Written instruction
Reproduce the listing below without any change.
○ ○ ○ ○ ○ ○ ○
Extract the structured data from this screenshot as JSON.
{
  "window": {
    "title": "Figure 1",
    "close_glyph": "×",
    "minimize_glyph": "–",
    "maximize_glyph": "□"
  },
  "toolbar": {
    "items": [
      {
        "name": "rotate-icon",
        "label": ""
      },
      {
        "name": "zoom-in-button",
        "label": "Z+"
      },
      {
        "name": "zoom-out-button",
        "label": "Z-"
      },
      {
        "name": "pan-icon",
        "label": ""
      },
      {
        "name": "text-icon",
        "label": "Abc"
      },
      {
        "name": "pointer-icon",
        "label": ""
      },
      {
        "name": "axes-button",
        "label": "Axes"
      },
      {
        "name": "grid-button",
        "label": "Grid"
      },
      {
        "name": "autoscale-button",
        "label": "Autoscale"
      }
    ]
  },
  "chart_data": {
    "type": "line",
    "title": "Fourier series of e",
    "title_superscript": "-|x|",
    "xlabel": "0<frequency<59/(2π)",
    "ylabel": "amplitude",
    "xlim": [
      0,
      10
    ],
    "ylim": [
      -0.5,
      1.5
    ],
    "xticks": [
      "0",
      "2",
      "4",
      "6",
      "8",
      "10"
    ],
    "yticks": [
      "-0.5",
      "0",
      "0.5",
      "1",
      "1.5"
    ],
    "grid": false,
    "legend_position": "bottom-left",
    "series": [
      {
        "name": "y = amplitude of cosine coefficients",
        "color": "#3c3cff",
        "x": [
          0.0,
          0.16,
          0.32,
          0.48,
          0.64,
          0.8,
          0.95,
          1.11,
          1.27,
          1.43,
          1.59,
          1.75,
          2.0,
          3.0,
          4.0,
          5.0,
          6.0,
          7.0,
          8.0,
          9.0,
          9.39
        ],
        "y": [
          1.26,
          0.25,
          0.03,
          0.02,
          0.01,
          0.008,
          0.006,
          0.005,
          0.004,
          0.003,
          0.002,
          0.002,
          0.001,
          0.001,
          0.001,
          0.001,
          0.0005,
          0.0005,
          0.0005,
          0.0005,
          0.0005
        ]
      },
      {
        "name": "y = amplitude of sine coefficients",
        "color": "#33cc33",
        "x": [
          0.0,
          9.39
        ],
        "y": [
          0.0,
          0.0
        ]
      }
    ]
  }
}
○ ○ ○ ○ ○ ○ ○
Solution
Extract the structured data from this screenshot as JSON.
{
  "window": {
    "title": "Figure 1",
    "close_glyph": "×",
    "minimize_glyph": "–",
    "maximize_glyph": "□"
  },
  "toolbar": {
    "items": [
      {
        "name": "rotate-icon",
        "label": ""
      },
      {
        "name": "zoom-in-button",
        "label": "Z+"
      },
      {
        "name": "zoom-out-button",
        "label": "Z-"
      },
      {
        "name": "pan-icon",
        "label": ""
      },
      {
        "name": "text-icon",
        "label": "Abc"
      },
      {
        "name": "pointer-icon",
        "label": ""
      },
      {
        "name": "axes-button",
        "label": "Axes"
      },
      {
        "name": "grid-button",
        "label": "Grid"
      },
      {
        "name": "autoscale-button",
        "label": "Autoscale"
      }
    ]
  },
  "chart_data": {
    "type": "line",
    "title": "Fourier series of e",
    "title_superscript": "-|x|",
    "xlabel": "0<frequency<59/(2π)",
    "ylabel": "amplitude",
    "xlim": [
      0,
      10
    ],
    "ylim": [
      -0.5,
      1.5
    ],
    "xticks": [
      "0",
      "2",
      "4",
      "6",
      "8",
      "10"
    ],
    "yticks": [
      "-0.5",
      "0",
      "0.5",
      "1",
      "1.5"
    ],
    "grid": false,
    "legend_position": "bottom-left",
    "series": [
      {
        "name": "y = amplitude of cosine coefficients",
        "color": "#3c3cff",
        "x": [
          0.0,
          0.16,
          0.32,
          0.48,
          0.64,
          0.8,
          0.95,
          1.11,
          1.27,
          1.43,
          1.59,
          1.75,
          2.0,
          3.0,
          4.0,
          5.0,
          6.0,
          7.0,
          8.0,
          9.0,
          9.39
        ],
        "y": [
          1.26,
          0.25,
          0.03,
          0.02,
          0.01,
          0.008,
          0.006,
          0.005,
          0.004,
          0.003,
          0.002,
          0.002,
          0.001,
          0.001,
          0.001,
          0.001,
          0.0005,
          0.0005,
          0.0005,
          0.0005,
          0.0005
        ]
      },
      {
        "name": "y = amplitude of sine coefficients",
        "color": "#33cc33",
        "x": [
          0.0,
          9.39
        ],
        "y": [
          0.0,
          0.0
        ]
      }
    ]
  }
}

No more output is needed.